▶ **Work to do**: Copy every line of the listing exactly.

▶ **Input rows**:

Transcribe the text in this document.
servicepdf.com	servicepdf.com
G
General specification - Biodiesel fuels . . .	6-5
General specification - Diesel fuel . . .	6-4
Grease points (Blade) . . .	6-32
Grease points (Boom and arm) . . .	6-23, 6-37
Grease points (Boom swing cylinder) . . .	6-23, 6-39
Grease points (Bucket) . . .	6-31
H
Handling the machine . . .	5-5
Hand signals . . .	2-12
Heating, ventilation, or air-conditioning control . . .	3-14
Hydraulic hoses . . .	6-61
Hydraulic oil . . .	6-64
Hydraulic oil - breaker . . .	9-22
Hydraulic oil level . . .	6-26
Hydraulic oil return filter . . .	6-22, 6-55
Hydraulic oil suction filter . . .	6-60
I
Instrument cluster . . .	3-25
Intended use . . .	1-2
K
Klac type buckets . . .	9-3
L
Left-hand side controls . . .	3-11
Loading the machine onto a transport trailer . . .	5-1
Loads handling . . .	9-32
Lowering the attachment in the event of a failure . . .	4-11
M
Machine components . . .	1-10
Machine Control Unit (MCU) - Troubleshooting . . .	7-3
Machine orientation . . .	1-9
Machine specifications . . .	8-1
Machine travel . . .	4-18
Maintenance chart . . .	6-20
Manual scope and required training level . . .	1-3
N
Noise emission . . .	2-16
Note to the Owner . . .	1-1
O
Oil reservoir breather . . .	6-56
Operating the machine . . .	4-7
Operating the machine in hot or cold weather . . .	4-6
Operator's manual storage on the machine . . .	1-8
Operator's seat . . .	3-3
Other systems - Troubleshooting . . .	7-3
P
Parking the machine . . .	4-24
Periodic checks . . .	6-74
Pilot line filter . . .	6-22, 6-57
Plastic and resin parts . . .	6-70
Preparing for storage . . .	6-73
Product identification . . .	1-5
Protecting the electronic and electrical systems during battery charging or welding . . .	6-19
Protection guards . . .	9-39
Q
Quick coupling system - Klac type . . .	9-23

▶ **Answer to the exercise**:
Transcribe the text in this document.
servicepdf.com	servicepdf.com
G
General specification - Biodiesel fuels . . .	6-5
General specification - Diesel fuel . . .	6-4
Grease points (Blade) . . .	6-32
Grease points (Boom and arm) . . .	6-23, 6-37
Grease points (Boom swing cylinder) . . .	6-23, 6-39
Grease points (Bucket) . . .	6-31
H
Handling the machine . . .	5-5
Hand signals . . .	2-12
Heating, ventilation, or air-conditioning control . . .	3-14
Hydraulic hoses . . .	6-61
Hydraulic oil . . .	6-64
Hydraulic oil - breaker . . .	9-22
Hydraulic oil level . . .	6-26
Hydraulic oil return filter . . .	6-22, 6-55
Hydraulic oil suction filter . . .	6-60
I
Instrument cluster . . .	3-25
Intended use . . .	1-2
K
Klac type buckets . . .	9-3
L
Left-hand side controls . . .	3-11
Loading the machine onto a transport trailer . . .	5-1
Loads handling . . .	9-32
Lowering the attachment in the event of a failure . . .	4-11
M
Machine components . . .	1-10
Machine Control Unit (MCU) - Troubleshooting . . .	7-3
Machine orientation . . .	1-9
Machine specifications . . .	8-1
Machine travel . . .	4-18
Maintenance chart . . .	6-20
Manual scope and required training level . . .	1-3
N
Noise emission . . .	2-16
Note to the Owner . . .	1-1
O
Oil reservoir breather . . .	6-56
Operating the machine . . .	4-7
Operating the machine in hot or cold weather . . .	4-6
Operator's manual storage on the machine . . .	1-8
Operator's seat . . .	3-3
Other systems - Troubleshooting . . .	7-3
P
Parking the machine . . .	4-24
Periodic checks . . .	6-74
Pilot line filter . . .	6-22, 6-57
Plastic and resin parts . . .	6-70
Preparing for storage . . .	6-73
Product identification . . .	1-5
Protecting the electronic and electrical systems during battery charging or welding . . .	6-19
Protection guards . . .	9-39
Q
Quick coupling system - Klac type . . .	9-23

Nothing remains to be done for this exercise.